Start of PASSAGE TO READ
Your function does not filter out duplicate pairs.

>>> words = ["test", "tset", "test", "tset"]
>>> find_opposites(words)
[('test', 'tset'), ('test', 'tset')]

Improvements

  • Comprehension:
# This part
opposites = [] # contains all words backwards (except palindromes)
result = []
for word in lst: 
    if word != word[::-1]: # avoid palindromes
        opposites.append(word[::-1])

# can be rewritten as
opposites = {word[::-1] for word in lst if word != word[::-1]}

word[::-1] reverses the word, as you already used it.
if word != word[::-1] ensures palindromes are removed.
{x for x in y} is a comprehension. More specifically, it is a set, which automatically removes duplicates.

  • Membership tests
    Membership tests like a in b are fast on data structures like sets or dictionaries because they use hash tables. On lists, every element is compared, which takes a lot of time.
End of PASSAGE TO READ
**YOUR TASKS:**
**1)** In the code review on finding reversed word pairs, list every name that is assigned a value with a single equals sign.
**2)** Carry on the code review on finding reversed word pairs, starting right after its final sentence.
The stored data that comes next is not needed for this work.
Start of DATASET CONTENT
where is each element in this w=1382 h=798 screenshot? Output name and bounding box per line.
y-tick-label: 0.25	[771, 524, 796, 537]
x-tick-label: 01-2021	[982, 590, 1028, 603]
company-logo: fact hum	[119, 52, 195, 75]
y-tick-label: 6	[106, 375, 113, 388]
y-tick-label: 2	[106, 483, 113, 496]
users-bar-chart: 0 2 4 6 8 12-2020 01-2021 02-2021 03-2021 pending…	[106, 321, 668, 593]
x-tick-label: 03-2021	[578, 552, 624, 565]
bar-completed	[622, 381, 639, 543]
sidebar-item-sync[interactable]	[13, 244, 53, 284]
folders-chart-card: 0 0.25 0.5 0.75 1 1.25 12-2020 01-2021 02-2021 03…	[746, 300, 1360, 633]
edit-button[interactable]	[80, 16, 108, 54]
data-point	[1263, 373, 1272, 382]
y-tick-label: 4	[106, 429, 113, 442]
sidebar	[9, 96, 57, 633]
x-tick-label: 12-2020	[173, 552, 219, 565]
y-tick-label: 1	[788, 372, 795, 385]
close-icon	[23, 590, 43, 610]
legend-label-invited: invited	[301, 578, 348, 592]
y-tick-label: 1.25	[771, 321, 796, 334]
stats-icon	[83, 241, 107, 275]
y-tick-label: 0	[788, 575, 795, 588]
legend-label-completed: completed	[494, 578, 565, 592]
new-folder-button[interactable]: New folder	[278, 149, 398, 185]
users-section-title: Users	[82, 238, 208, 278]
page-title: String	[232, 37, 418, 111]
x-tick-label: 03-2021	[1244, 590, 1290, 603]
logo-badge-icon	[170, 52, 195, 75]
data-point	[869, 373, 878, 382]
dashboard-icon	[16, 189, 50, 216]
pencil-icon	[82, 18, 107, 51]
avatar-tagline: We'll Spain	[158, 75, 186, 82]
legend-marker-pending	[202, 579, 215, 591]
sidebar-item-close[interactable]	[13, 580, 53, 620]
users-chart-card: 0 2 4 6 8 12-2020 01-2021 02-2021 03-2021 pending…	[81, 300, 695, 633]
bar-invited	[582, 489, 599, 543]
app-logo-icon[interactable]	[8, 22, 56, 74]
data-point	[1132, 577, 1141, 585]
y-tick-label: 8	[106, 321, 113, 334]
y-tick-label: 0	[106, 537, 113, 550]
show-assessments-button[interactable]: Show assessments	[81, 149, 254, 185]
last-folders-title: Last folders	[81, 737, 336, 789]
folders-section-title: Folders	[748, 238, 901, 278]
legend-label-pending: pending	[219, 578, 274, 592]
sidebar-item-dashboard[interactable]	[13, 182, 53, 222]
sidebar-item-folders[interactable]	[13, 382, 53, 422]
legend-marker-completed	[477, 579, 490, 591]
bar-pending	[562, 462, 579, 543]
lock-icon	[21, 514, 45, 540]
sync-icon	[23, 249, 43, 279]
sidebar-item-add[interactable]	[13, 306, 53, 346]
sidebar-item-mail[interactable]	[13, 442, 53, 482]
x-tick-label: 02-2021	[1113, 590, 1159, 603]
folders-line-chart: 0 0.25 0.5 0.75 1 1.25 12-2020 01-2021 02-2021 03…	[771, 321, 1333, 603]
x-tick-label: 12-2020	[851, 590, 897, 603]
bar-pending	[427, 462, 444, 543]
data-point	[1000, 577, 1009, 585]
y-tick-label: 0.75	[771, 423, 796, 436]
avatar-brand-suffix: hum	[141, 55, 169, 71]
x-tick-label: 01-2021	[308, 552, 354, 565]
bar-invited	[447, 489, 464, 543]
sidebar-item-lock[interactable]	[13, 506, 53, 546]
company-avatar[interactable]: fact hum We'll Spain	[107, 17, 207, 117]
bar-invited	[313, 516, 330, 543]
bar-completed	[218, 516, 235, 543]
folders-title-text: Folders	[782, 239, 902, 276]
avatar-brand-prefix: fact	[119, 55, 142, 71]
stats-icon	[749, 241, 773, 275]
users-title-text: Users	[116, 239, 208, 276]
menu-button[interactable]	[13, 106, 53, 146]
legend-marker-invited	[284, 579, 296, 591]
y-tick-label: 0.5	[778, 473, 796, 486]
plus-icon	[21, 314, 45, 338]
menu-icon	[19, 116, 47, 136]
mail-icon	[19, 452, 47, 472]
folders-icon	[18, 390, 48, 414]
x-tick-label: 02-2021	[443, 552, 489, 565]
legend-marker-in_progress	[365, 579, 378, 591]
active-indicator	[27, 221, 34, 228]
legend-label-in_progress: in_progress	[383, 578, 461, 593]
End of DATASET CONTENT
**ANSWERS TO THE TASKS:**
**1)** words, opposites, result

**2)**
  • Putting everything together
    Here is my solution:

def find_opposites_new(lst):
    # create a set of reversed words of the original words, without palindromes
    backwards = {word[::-1] for word in lst if word != word[::-1]}
    # initiate the result list we want to return
    result = []
    # initiate the set we use to check if a word or its reversed version is already
    # in the result list
    check_set = set()
    # loop over all words
    for word in lst:
        # if the word is also in the reversed words and not in the results already
        if word in backwards and word not in check_set:
            # reverse the word
            b_word = word[::-1]
            # add the word and its reversed version to the check set
            check_set.add(word)
            check_set.add(b_word)
            # add the tuple to the results
            result.append((word, b_word))
    return result
  • Test on random words
import random
import time
from string import ascii_lowercase

# list of 10000 random words of length 3 to 20, will probably have some reverse words
random_words = [
    "".join(random.choices(population=ascii_lowercase, k=random.randint(3, 20)))
    for _ in range(10000)
]

# measure time at starts and ends
start = time.time()
find_opposites(words)
end = time.time()

start_new = time.time()
find_opposites_new(words)
end_new = time.time()

# calculate times
print(f"old {end-start:} sec")
print(f"new {end_new-start_new:} sec")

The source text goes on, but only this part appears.